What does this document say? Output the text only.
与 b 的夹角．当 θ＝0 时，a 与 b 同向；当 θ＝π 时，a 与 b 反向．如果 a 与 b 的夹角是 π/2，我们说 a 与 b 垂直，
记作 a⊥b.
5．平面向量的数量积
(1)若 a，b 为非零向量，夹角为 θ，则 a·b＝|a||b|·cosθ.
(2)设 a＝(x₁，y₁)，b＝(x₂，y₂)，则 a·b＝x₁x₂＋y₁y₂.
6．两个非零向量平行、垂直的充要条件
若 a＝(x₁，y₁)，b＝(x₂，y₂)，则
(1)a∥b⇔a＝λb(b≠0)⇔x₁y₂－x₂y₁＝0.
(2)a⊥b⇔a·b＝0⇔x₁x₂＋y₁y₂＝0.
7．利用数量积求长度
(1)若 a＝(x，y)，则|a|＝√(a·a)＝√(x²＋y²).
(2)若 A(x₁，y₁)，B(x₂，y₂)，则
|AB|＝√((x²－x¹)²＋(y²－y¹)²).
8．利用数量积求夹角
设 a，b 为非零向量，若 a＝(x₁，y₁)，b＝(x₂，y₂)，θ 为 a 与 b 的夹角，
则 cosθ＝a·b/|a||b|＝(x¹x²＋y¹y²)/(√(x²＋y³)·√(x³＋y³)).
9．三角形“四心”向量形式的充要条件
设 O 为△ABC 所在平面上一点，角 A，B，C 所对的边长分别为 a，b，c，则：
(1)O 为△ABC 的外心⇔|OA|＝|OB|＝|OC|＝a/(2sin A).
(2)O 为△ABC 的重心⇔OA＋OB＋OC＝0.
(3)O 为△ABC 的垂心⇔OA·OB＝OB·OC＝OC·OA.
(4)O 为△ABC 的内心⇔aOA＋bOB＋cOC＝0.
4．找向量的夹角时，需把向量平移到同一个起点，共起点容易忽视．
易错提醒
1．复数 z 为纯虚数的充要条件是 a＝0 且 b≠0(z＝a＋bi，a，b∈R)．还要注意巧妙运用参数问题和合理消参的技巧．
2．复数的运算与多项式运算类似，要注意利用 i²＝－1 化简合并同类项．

####################

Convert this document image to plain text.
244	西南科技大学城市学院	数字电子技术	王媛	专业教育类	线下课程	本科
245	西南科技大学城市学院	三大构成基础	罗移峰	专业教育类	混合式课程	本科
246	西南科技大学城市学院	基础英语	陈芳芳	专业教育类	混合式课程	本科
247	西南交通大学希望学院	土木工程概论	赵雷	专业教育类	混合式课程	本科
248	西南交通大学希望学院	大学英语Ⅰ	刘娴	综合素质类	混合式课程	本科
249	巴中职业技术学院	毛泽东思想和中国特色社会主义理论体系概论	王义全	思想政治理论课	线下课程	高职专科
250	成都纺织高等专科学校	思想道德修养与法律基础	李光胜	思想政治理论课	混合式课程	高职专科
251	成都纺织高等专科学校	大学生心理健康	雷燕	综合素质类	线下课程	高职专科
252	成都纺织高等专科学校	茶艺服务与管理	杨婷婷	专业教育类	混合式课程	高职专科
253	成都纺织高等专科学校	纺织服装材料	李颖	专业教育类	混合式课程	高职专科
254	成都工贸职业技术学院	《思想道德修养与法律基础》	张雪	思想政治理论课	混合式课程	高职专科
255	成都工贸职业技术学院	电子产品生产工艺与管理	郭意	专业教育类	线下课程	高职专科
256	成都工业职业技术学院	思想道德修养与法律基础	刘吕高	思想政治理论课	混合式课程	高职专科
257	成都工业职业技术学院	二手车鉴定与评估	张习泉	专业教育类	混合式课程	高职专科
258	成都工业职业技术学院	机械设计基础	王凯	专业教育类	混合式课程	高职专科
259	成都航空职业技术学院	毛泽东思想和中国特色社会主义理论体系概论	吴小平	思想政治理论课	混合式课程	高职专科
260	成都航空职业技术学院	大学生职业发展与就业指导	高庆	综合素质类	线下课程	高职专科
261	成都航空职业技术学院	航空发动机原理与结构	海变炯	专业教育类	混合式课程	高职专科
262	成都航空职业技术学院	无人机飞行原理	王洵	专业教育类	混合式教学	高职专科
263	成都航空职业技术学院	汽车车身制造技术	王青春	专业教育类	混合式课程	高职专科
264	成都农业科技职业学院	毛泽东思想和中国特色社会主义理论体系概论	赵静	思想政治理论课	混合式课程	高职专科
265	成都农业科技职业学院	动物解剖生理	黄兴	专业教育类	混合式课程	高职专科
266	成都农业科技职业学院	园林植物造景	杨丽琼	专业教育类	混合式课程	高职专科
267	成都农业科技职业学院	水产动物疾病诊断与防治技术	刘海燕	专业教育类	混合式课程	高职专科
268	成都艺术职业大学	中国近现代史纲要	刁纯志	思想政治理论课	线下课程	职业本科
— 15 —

####################

-- Task requirements --
Give the number of lines in the entries that include the string "思想政治理论课", and nothing more.

-- Task solution --
7